- Problem to work on
Reproduce every entry below precisely. Pictures are excluded from the copy.

- Input
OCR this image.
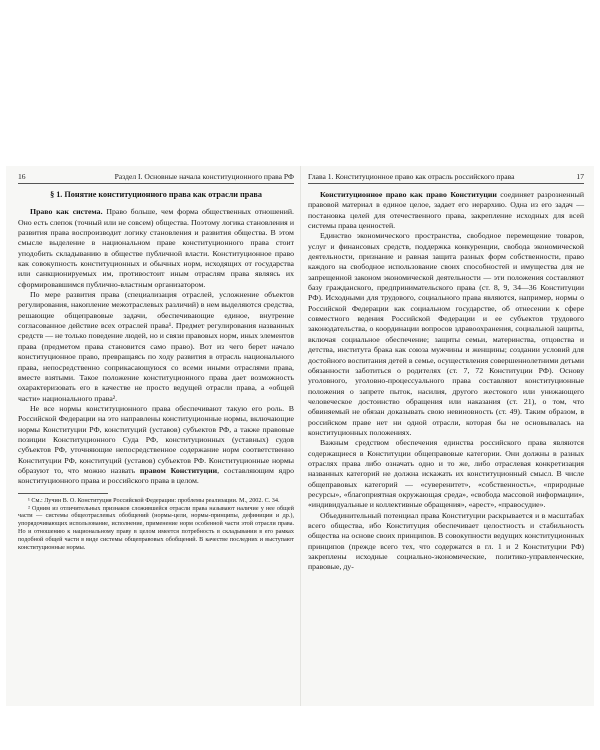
16	Раздел I. Основные начала конституционного права РФ
§ 1. Понятие конституционного права как отрасли права

Право как система. Право больше, чем форма общественных отношений. Оно есть слепок (точный или не совсем) общества. Поэтому логика становления и развития права воспроизводит логику становления и развития общества. В этом смысле выделение в национальном праве конституционного права стоит уподобить складыванию в обществе публичной власти. Конституционное право как совокупность конституционных и обычных норм, исходящих от государства или санкционируемых им, противостоит иным отраслям права являясь их сформировавшимся публично-властным организатором.

По мере развития права (специализация отраслей, усложнение объектов регулирования, накопление межотраслевых различий) в нем выделяются средства, решающие общеправовые задачи, обеспечивающие единое, внутренне согласованное действие всех отраслей права¹. Предмет регулирования названных средств — не только поведение людей, но и связи правовых норм, иных элементов права (предметом права становится само право). Вот из чего берет начало конституционное право, превращаясь по ходу развития в отрасль национального права, непосредственно соприкасающуюся со всеми иными отраслями права, вместе взятыми. Такое положение конституционного права дает возможность охарактеризовать его в качестве не просто ведущей отрасли права, а «общей части» национального права².

Не все нормы конституционного права обеспечивают такую его роль. В Российской Федерации на это направлены конституционные нормы, включающие нормы Конституции РФ, конституций (уставов) субъектов РФ, а также правовые позиции Конституционного Суда РФ, конституционных (уставных) судов субъектов РФ, уточняющие непосредственное содержание норм соответственно Конституции РФ, конституций (уставов) субъектов РФ. Конституционные нормы образуют то, что можно назвать правом Конституции, составляющим ядро конституционного права и российского права в целом.

¹ См.: Лучин В. О. Конституция Российской Федерации: проблемы реализации. М., 2002. С. 34.

² Одним из отличительных признаков сложившейся отрасли права называют наличие у нее общей части — системы общеотраслевых обобщений (нормы-цели, нормы-принципы, дефиниции и др.), упорядочивающих использование, исполнение, применение норм особенной части этой отрасли права. Но и отношению к национальному праву в целом имеется потребность в складывании в его рамках подобной общей части в виде системы общеправовых обобщений. В качестве последних и выступают конституционные нормы.

Глава 1. Конституционное право как отрасль российского права	17

Конституционное право как право Конституции соединяет разрозненный правовой материал в единое целое, задает его иерархию. Одна из его задач — постановка целей для отечественного права, закрепление исходных для всей системы права ценностей.

Единство экономического пространства, свободное перемещение товаров, услуг и финансовых средств, поддержка конкуренции, свобода экономической деятельности, признание и равная защита разных форм собственности, право каждого на свободное использование своих способностей и имущества для не запрещенной законом экономической деятельности — эти положения составляют базу гражданского, предпринимательского права (ст. 8, 9, 34—36 Конституции РФ). Исходными для трудового, социального права являются, например, нормы о Российской Федерации как социальном государстве, об отнесении к сфере совместного ведения Российской Федерации и ее субъектов трудового законодательства, о координации вопросов здравоохранения, социальной защиты, включая социальное обеспечение; защиты семьи, материнства, отцовства и детства, института брака как союза мужчины и женщины; создании условий для достойного воспитания детей в семье, осуществления совершеннолетними детьми обязанности заботиться о родителях (ст. 7, 72 Конституции РФ). Основу уголовного, уголовно-процессуального права составляют конституционные положения о запрете пыток, насилия, другого жестокого или унижающего человеческое достоинство обращения или наказания (ст. 21), о том, что обвиняемый не обязан доказывать свою невиновность (ст. 49). Таким образом, в российском праве нет ни одной отрасли, которая бы не основывалась на конституционных положениях.

Важным средством обеспечения единства российского права являются содержащиеся в Конституции общеправовые категории. Они должны в разных отраслях права либо означать одно и то же, либо отраслевая конкретизация названных категорий не должна искажать их конституционный смысл. В числе общеправовых категорий — «суверенитет», «собственность», «природные ресурсы», «благоприятная окружающая среда», «свобода массовой информации», «индивидуальные и коллективные обращения», «арест», «правосудие».

Объединительный потенциал права Конституции раскрывается и в масштабах всего общества, ибо Конституция обеспечивает целостность и стабильность общества на основе своих принципов. В совокупности ведущих конституционных принципов (прежде всего тех, что содержатся в гл. 1 и 2 Конституции РФ) закреплены исходные социально-экономические, политико-управленческие, правовые, ду-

- The completed task
OCR this image.
16	Раздел I. Основные начала конституционного права РФ
§ 1. Понятие конституционного права как отрасли права

Право как система. Право больше, чем форма общественных отношений. Оно есть слепок (точный или не совсем) общества. Поэтому логика становления и развития права воспроизводит логику становления и развития общества. В этом смысле выделение в национальном праве конституционного права стоит уподобить складыванию в обществе публичной власти. Конституционное право как совокупность конституционных и обычных норм, исходящих от государства или санкционируемых им, противостоит иным отраслям права являясь их сформировавшимся публично-властным организатором.

По мере развития права (специализация отраслей, усложнение объектов регулирования, накопление межотраслевых различий) в нем выделяются средства, решающие общеправовые задачи, обеспечивающие единое, внутренне согласованное действие всех отраслей права¹. Предмет регулирования названных средств — не только поведение людей, но и связи правовых норм, иных элементов права (предметом права становится само право). Вот из чего берет начало конституционное право, превращаясь по ходу развития в отрасль национального права, непосредственно соприкасающуюся со всеми иными отраслями права, вместе взятыми. Такое положение конституционного права дает возможность охарактеризовать его в качестве не просто ведущей отрасли права, а «общей части» национального права².

Не все нормы конституционного права обеспечивают такую его роль. В Российской Федерации на это направлены конституционные нормы, включающие нормы Конституции РФ, конституций (уставов) субъектов РФ, а также правовые позиции Конституционного Суда РФ, конституционных (уставных) судов субъектов РФ, уточняющие непосредственное содержание норм соответственно Конституции РФ, конституций (уставов) субъектов РФ. Конституционные нормы образуют то, что можно назвать правом Конституции, составляющим ядро конституционного права и российского права в целом.

¹ См.: Лучин В. О. Конституция Российской Федерации: проблемы реализации. М., 2002. С. 34.

² Одним из отличительных признаков сложившейся отрасли права называют наличие у нее общей части — системы общеотраслевых обобщений (нормы-цели, нормы-принципы, дефиниции и др.), упорядочивающих использование, исполнение, применение норм особенной части этой отрасли права. Но и отношению к национальному праву в целом имеется потребность в складывании в его рамках подобной общей части в виде системы общеправовых обобщений. В качестве последних и выступают конституционные нормы.

Глава 1. Конституционное право как отрасль российского права	17

Конституционное право как право Конституции соединяет разрозненный правовой материал в единое целое, задает его иерархию. Одна из его задач — постановка целей для отечественного права, закрепление исходных для всей системы права ценностей.

Единство экономического пространства, свободное перемещение товаров, услуг и финансовых средств, поддержка конкуренции, свобода экономической деятельности, признание и равная защита разных форм собственности, право каждого на свободное использование своих способностей и имущества для не запрещенной законом экономической деятельности — эти положения составляют базу гражданского, предпринимательского права (ст. 8, 9, 34—36 Конституции РФ). Исходными для трудового, социального права являются, например, нормы о Российской Федерации как социальном государстве, об отнесении к сфере совместного ведения Российской Федерации и ее субъектов трудового законодательства, о координации вопросов здравоохранения, социальной защиты, включая социальное обеспечение; защиты семьи, материнства, отцовства и детства, института брака как союза мужчины и женщины; создании условий для достойного воспитания детей в семье, осуществления совершеннолетними детьми обязанности заботиться о родителях (ст. 7, 72 Конституции РФ). Основу уголовного, уголовно-процессуального права составляют конституционные положения о запрете пыток, насилия, другого жестокого или унижающего человеческое достоинство обращения или наказания (ст. 21), о том, что обвиняемый не обязан доказывать свою невиновность (ст. 49). Таким образом, в российском праве нет ни одной отрасли, которая бы не основывалась на конституционных положениях.

Важным средством обеспечения единства российского права являются содержащиеся в Конституции общеправовые категории. Они должны в разных отраслях права либо означать одно и то же, либо отраслевая конкретизация названных категорий не должна искажать их конституционный смысл. В числе общеправовых категорий — «суверенитет», «собственность», «природные ресурсы», «благоприятная окружающая среда», «свобода массовой информации», «индивидуальные и коллективные обращения», «арест», «правосудие».

Объединительный потенциал права Конституции раскрывается и в масштабах всего общества, ибо Конституция обеспечивает целостность и стабильность общества на основе своих принципов. В совокупности ведущих конституционных принципов (прежде всего тех, что содержатся в гл. 1 и 2 Конституции РФ) закреплены исходные социально-экономические, политико-управленческие, правовые, ду-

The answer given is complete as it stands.